• _MATERIAL_

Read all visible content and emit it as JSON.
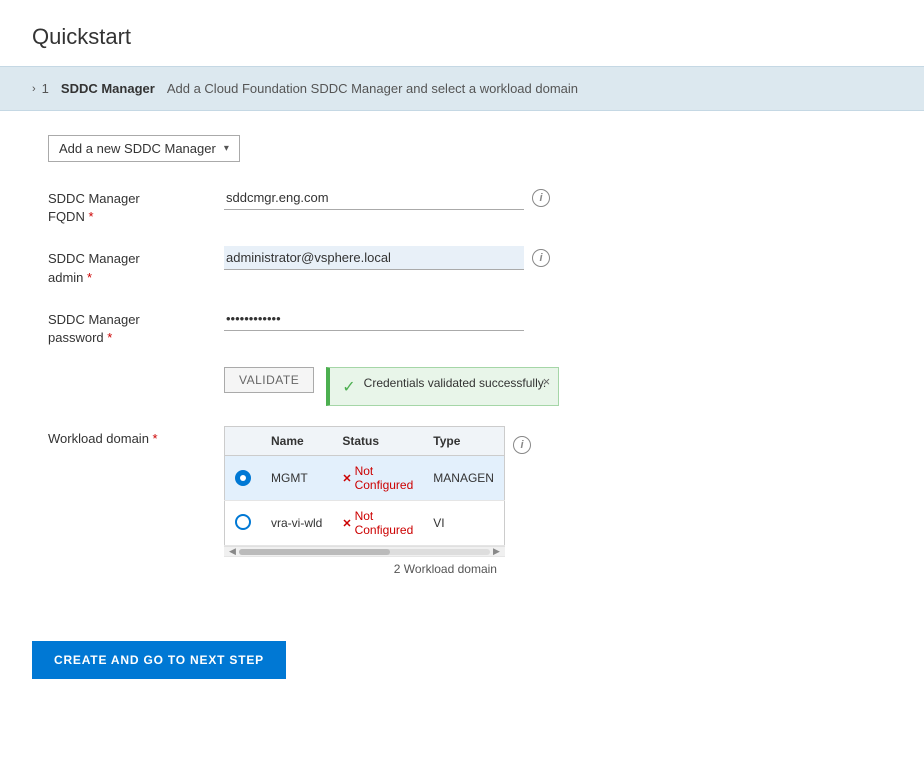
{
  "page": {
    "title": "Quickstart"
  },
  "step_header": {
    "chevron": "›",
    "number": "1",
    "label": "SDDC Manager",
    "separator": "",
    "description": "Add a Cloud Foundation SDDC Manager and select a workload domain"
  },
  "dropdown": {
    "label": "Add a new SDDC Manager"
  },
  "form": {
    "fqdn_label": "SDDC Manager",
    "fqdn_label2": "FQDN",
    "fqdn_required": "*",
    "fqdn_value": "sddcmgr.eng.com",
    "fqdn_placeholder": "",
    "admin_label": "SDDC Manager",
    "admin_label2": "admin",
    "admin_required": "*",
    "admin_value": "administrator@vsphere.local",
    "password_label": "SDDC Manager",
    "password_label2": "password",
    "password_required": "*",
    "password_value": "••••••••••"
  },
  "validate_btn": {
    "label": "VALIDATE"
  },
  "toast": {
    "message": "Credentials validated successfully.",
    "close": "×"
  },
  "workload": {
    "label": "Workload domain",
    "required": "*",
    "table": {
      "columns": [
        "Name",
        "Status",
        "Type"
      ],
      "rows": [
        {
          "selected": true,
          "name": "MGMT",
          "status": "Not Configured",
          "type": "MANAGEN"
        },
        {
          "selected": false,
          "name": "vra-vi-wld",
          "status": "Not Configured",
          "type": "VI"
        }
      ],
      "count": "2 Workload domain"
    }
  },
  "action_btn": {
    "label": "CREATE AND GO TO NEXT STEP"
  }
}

• _WHAT YOU WILL DO_
Tally how many lines in the material above hold the word "Manager". Write only that number.

• _WRITTEN SOLUTION_
6